### WHAT THIS TASK INVOLVES
Omit any picture, and return the remaining data exactly as written.

### MATERIAL PROVIDED
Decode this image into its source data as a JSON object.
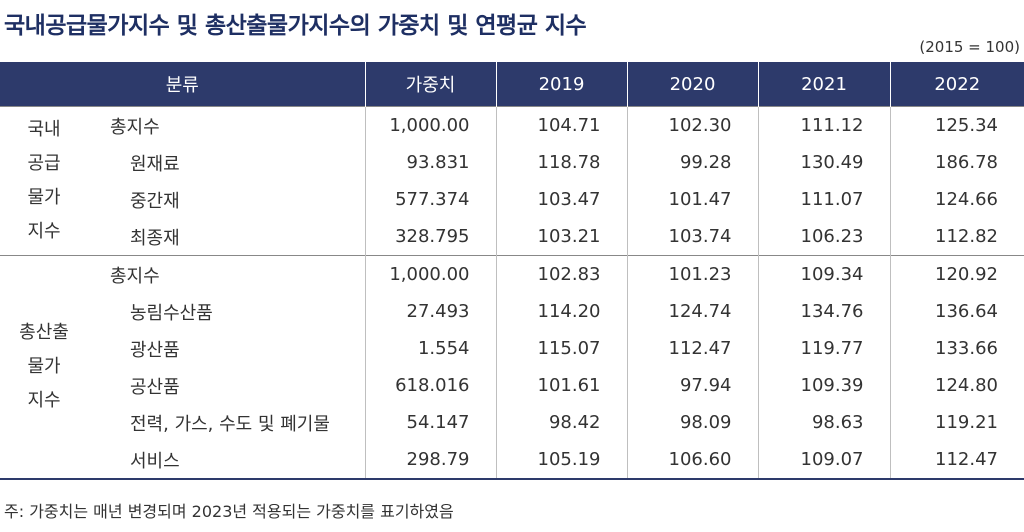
{
  "title": "국내공급물가지수 및 총산출물가지수의 가중치 및 연평균 지수",
  "unit": "(2015 = 100)",
  "headers": {
    "category": "분류",
    "weight": "가중치",
    "y2019": "2019",
    "y2020": "2020",
    "y2021": "2021",
    "y2022": "2022"
  },
  "groups": [
    {
      "name": "국내\n공급\n물가\n지수",
      "rows": [
        {
          "item": "총지수",
          "weight": "1,000.00",
          "y2019": "104.71",
          "y2020": "102.30",
          "y2021": "111.12",
          "y2022": "125.34"
        },
        {
          "item": "원재료",
          "weight": "93.831",
          "y2019": "118.78",
          "y2020": "99.28",
          "y2021": "130.49",
          "y2022": "186.78"
        },
        {
          "item": "중간재",
          "weight": "577.374",
          "y2019": "103.47",
          "y2020": "101.47",
          "y2021": "111.07",
          "y2022": "124.66"
        },
        {
          "item": "최종재",
          "weight": "328.795",
          "y2019": "103.21",
          "y2020": "103.74",
          "y2021": "106.23",
          "y2022": "112.82"
        }
      ]
    },
    {
      "name": "총산출\n물가\n지수",
      "rows": [
        {
          "item": "총지수",
          "weight": "1,000.00",
          "y2019": "102.83",
          "y2020": "101.23",
          "y2021": "109.34",
          "y2022": "120.92"
        },
        {
          "item": "농림수산품",
          "weight": "27.493",
          "y2019": "114.20",
          "y2020": "124.74",
          "y2021": "134.76",
          "y2022": "136.64"
        },
        {
          "item": "광산품",
          "weight": "1.554",
          "y2019": "115.07",
          "y2020": "112.47",
          "y2021": "119.77",
          "y2022": "133.66"
        },
        {
          "item": "공산품",
          "weight": "618.016",
          "y2019": "101.61",
          "y2020": "97.94",
          "y2021": "109.39",
          "y2022": "124.80"
        },
        {
          "item": "전력, 가스, 수도 및 폐기물",
          "weight": "54.147",
          "y2019": "98.42",
          "y2020": "98.09",
          "y2021": "98.63",
          "y2022": "119.21"
        },
        {
          "item": "서비스",
          "weight": "298.79",
          "y2019": "105.19",
          "y2020": "106.60",
          "y2021": "109.07",
          "y2022": "112.47"
        }
      ]
    }
  ],
  "note": "주: 가중치는 매년 변경되며 2023년 적용되는 가중치를 표기하였음"
}
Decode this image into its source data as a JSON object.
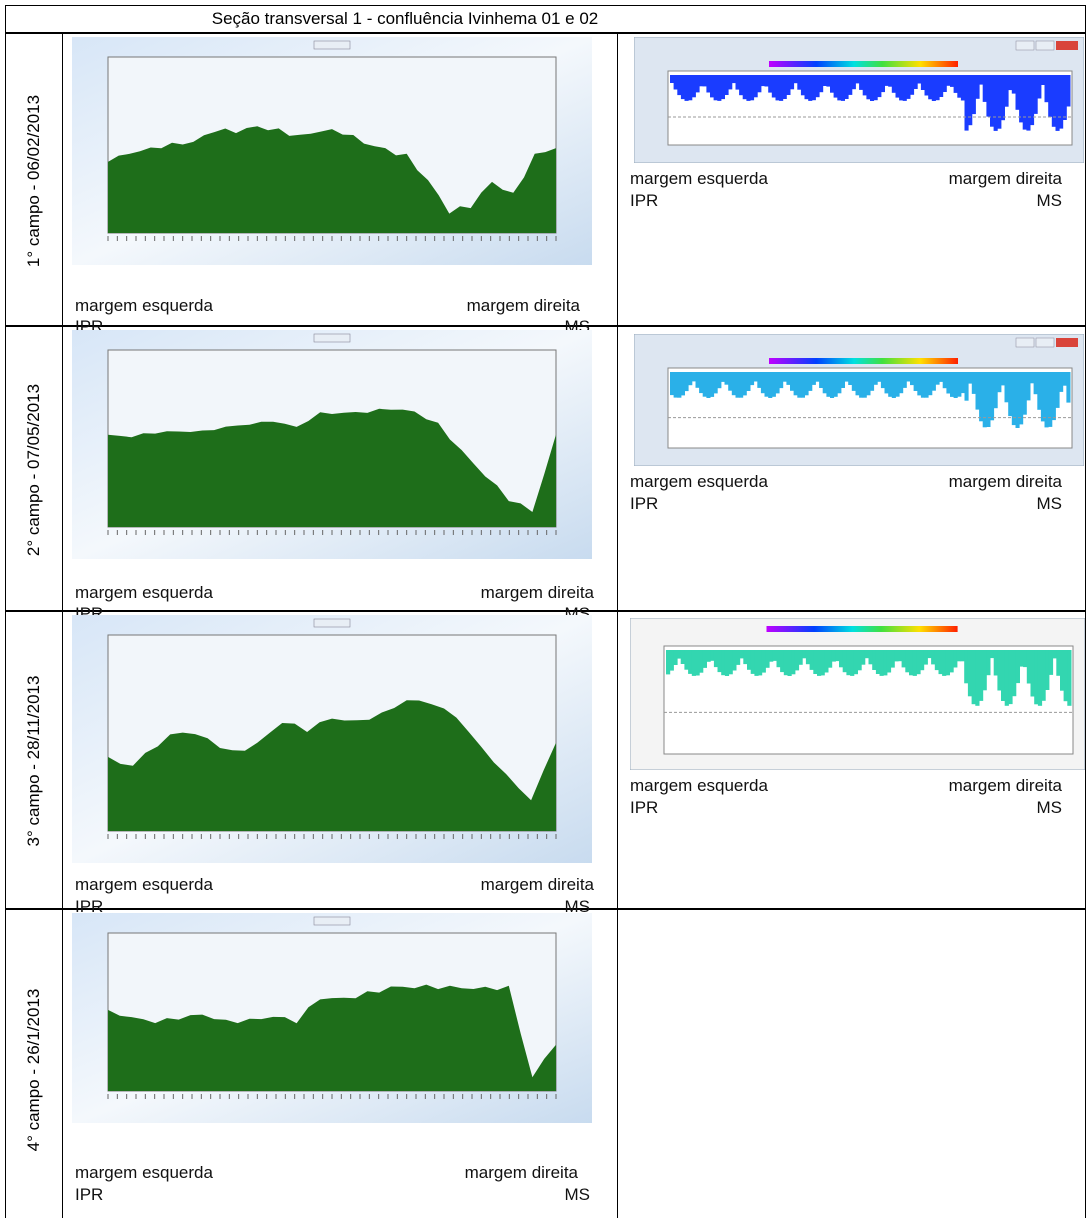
{
  "title": "Seção transversal 1 -  confluência Ivinhema 01 e 02",
  "rows": [
    {
      "label": "1° campo - 06/02/2013",
      "left": {
        "left_bank": "margem esquerda",
        "right_bank": "margem direita",
        "left_state": "IPR",
        "right_state": "MS"
      },
      "right": {
        "left_bank": "margem esquerda",
        "right_bank": "margem direita",
        "left_state": "IPR",
        "right_state": "MS"
      }
    },
    {
      "label": "2° campo - 07/05/2013",
      "left": {
        "left_bank": "margem esquerda",
        "right_bank": "margem direita",
        "left_state": "IPR",
        "right_state": "MS"
      },
      "right": {
        "left_bank": "margem esquerda",
        "right_bank": "margem direita",
        "left_state": "IPR",
        "right_state": "MS"
      }
    },
    {
      "label": "3° campo - 28/11/2013",
      "left": {
        "left_bank": "margem esquerda",
        "right_bank": "margem direita",
        "left_state": "IPR",
        "right_state": "MS"
      },
      "right": {
        "left_bank": "margem esquerda",
        "right_bank": "margem direita",
        "left_state": "IPR",
        "right_state": "MS"
      }
    },
    {
      "label": "4° campo - 26/1/2013",
      "left": {
        "left_bank": "margem esquerda",
        "right_bank": "margem direita",
        "left_state": "IPR",
        "right_state": "MS"
      }
    }
  ]
}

### RESPONSE TO THE EXERCISE
Decode this image into its source data as a JSON object.
{
  "title": "국내공급물가지수 및 총산출물가지수의 가중치 및 연평균 지수",
  "unit": "(2015 = 100)",
  "headers": {
    "category": "분류",
    "weight": "가중치",
    "y2019": "2019",
    "y2020": "2020",
    "y2021": "2021",
    "y2022": "2022"
  },
  "groups": [
    {
      "name": "국내\n공급\n물가\n지수",
      "rows": [
        {
          "item": "총지수",
          "weight": "1,000.00",
          "y2019": "104.71",
          "y2020": "102.30",
          "y2021": "111.12",
          "y2022": "125.34"
        },
        {
          "item": "원재료",
          "weight": "93.831",
          "y2019": "118.78",
          "y2020": "99.28",
          "y2021": "130.49",
          "y2022": "186.78"
        },
        {
          "item": "중간재",
          "weight": "577.374",
          "y2019": "103.47",
          "y2020": "101.47",
          "y2021": "111.07",
          "y2022": "124.66"
        },
        {
          "item": "최종재",
          "weight": "328.795",
          "y2019": "103.21",
          "y2020": "103.74",
          "y2021": "106.23",
          "y2022": "112.82"
        }
      ]
    },
    {
      "name": "총산출\n물가\n지수",
      "rows": [
        {
          "item": "총지수",
          "weight": "1,000.00",
          "y2019": "102.83",
          "y2020": "101.23",
          "y2021": "109.34",
          "y2022": "120.92"
        },
        {
          "item": "농림수산품",
          "weight": "27.493",
          "y2019": "114.20",
          "y2020": "124.74",
          "y2021": "134.76",
          "y2022": "136.64"
        },
        {
          "item": "광산품",
          "weight": "1.554",
          "y2019": "115.07",
          "y2020": "112.47",
          "y2021": "119.77",
          "y2022": "133.66"
        },
        {
          "item": "공산품",
          "weight": "618.016",
          "y2019": "101.61",
          "y2020": "97.94",
          "y2021": "109.39",
          "y2022": "124.80"
        },
        {
          "item": "전력, 가스, 수도 및 폐기물",
          "weight": "54.147",
          "y2019": "98.42",
          "y2020": "98.09",
          "y2021": "98.63",
          "y2022": "119.21"
        },
        {
          "item": "서비스",
          "weight": "298.79",
          "y2019": "105.19",
          "y2020": "106.60",
          "y2021": "109.07",
          "y2022": "112.47"
        }
      ]
    }
  ],
  "note": "주: 가중치는 매년 변경되며 2023년 적용되는 가중치를 표기하였음"
}
Decode this image into its source data as a JSON object.
{
  "title": "Seção transversal 1 -  confluência Ivinhema 01 e 02",
  "rows": [
    {
      "label": "1° campo - 06/02/2013",
      "left": {
        "left_bank": "margem esquerda",
        "right_bank": "margem direita",
        "left_state": "IPR",
        "right_state": "MS"
      },
      "right": {
        "left_bank": "margem esquerda",
        "right_bank": "margem direita",
        "left_state": "IPR",
        "right_state": "MS"
      }
    },
    {
      "label": "2° campo - 07/05/2013",
      "left": {
        "left_bank": "margem esquerda",
        "right_bank": "margem direita",
        "left_state": "IPR",
        "right_state": "MS"
      },
      "right": {
        "left_bank": "margem esquerda",
        "right_bank": "margem direita",
        "left_state": "IPR",
        "right_state": "MS"
      }
    },
    {
      "label": "3° campo - 28/11/2013",
      "left": {
        "left_bank": "margem esquerda",
        "right_bank": "margem direita",
        "left_state": "IPR",
        "right_state": "MS"
      },
      "right": {
        "left_bank": "margem esquerda",
        "right_bank": "margem direita",
        "left_state": "IPR",
        "right_state": "MS"
      }
    },
    {
      "label": "4° campo - 26/1/2013",
      "left": {
        "left_bank": "margem esquerda",
        "right_bank": "margem direita",
        "left_state": "IPR",
        "right_state": "MS"
      }
    }
  ]
}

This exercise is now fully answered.